Output all of the records exactly as written.

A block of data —
** Begin **

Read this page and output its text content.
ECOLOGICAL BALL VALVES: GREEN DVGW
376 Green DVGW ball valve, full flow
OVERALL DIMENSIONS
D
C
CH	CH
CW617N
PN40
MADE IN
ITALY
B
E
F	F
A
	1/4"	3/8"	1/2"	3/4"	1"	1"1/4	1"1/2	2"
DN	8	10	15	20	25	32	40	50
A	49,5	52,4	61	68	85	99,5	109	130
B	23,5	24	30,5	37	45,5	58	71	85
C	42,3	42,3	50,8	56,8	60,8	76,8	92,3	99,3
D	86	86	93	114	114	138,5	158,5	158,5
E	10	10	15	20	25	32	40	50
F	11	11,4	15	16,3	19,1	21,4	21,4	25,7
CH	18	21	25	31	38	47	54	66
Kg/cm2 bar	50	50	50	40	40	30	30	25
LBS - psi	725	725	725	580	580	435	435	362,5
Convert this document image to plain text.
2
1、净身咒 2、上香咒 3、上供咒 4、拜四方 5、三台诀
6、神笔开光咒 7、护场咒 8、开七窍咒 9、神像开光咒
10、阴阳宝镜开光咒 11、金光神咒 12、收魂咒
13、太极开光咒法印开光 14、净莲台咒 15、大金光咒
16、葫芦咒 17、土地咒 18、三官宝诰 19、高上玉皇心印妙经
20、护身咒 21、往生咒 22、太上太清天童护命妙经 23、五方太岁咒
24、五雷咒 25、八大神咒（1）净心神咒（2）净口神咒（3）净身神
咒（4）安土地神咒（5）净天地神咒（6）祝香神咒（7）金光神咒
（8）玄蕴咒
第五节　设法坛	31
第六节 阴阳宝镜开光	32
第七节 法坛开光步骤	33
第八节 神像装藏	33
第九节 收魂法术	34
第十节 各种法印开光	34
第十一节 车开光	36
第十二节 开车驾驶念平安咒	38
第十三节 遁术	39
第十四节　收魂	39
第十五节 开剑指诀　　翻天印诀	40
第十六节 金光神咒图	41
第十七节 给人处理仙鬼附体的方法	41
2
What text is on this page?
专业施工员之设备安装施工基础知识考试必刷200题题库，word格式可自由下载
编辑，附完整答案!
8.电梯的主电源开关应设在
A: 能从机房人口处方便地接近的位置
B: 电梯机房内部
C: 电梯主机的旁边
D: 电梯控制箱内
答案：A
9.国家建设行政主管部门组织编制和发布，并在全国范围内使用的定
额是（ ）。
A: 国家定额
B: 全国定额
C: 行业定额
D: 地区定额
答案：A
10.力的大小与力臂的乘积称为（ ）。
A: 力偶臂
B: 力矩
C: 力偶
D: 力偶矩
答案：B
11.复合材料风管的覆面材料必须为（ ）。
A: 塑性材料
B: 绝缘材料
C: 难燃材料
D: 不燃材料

** End **

Solution —
Read this page and output its text content.
ECOLOGICAL BALL VALVES: GREEN DVGW
376 Green DVGW ball valve, full flow
OVERALL DIMENSIONS
D
C
CH	CH
CW617N
PN40
MADE IN
ITALY
B
E
F	F
A
	1/4"	3/8"	1/2"	3/4"	1"	1"1/4	1"1/2	2"
DN	8	10	15	20	25	32	40	50
A	49,5	52,4	61	68	85	99,5	109	130
B	23,5	24	30,5	37	45,5	58	71	85
C	42,3	42,3	50,8	56,8	60,8	76,8	92,3	99,3
D	86	86	93	114	114	138,5	158,5	158,5
E	10	10	15	20	25	32	40	50
F	11	11,4	15	16,3	19,1	21,4	21,4	25,7
CH	18	21	25	31	38	47	54	66
Kg/cm2 bar	50	50	50	40	40	30	30	25
LBS - psi	725	725	725	580	580	435	435	362,5
Convert this document image to plain text.
2
1、净身咒 2、上香咒 3、上供咒 4、拜四方 5、三台诀
6、神笔开光咒 7、护场咒 8、开七窍咒 9、神像开光咒
10、阴阳宝镜开光咒 11、金光神咒 12、收魂咒
13、太极开光咒法印开光 14、净莲台咒 15、大金光咒
16、葫芦咒 17、土地咒 18、三官宝诰 19、高上玉皇心印妙经
20、护身咒 21、往生咒 22、太上太清天童护命妙经 23、五方太岁咒
24、五雷咒 25、八大神咒（1）净心神咒（2）净口神咒（3）净身神
咒（4）安土地神咒（5）净天地神咒（6）祝香神咒（7）金光神咒
（8）玄蕴咒
第五节　设法坛	31
第六节 阴阳宝镜开光	32
第七节 法坛开光步骤	33
第八节 神像装藏	33
第九节 收魂法术	34
第十节 各种法印开光	34
第十一节 车开光	36
第十二节 开车驾驶念平安咒	38
第十三节 遁术	39
第十四节　收魂	39
第十五节 开剑指诀　　翻天印诀	40
第十六节 金光神咒图	41
第十七节 给人处理仙鬼附体的方法	41
2
What text is on this page?
专业施工员之设备安装施工基础知识考试必刷200题题库，word格式可自由下载
编辑，附完整答案!
8.电梯的主电源开关应设在
A: 能从机房人口处方便地接近的位置
B: 电梯机房内部
C: 电梯主机的旁边
D: 电梯控制箱内
答案：A
9.国家建设行政主管部门组织编制和发布，并在全国范围内使用的定
额是（ ）。
A: 国家定额
B: 全国定额
C: 行业定额
D: 地区定额
答案：A
10.力的大小与力臂的乘积称为（ ）。
A: 力偶臂
B: 力矩
C: 力偶
D: 力偶矩
答案：B
11.复合材料风管的覆面材料必须为（ ）。
A: 塑性材料
B: 绝缘材料
C: 难燃材料
D: 不燃材料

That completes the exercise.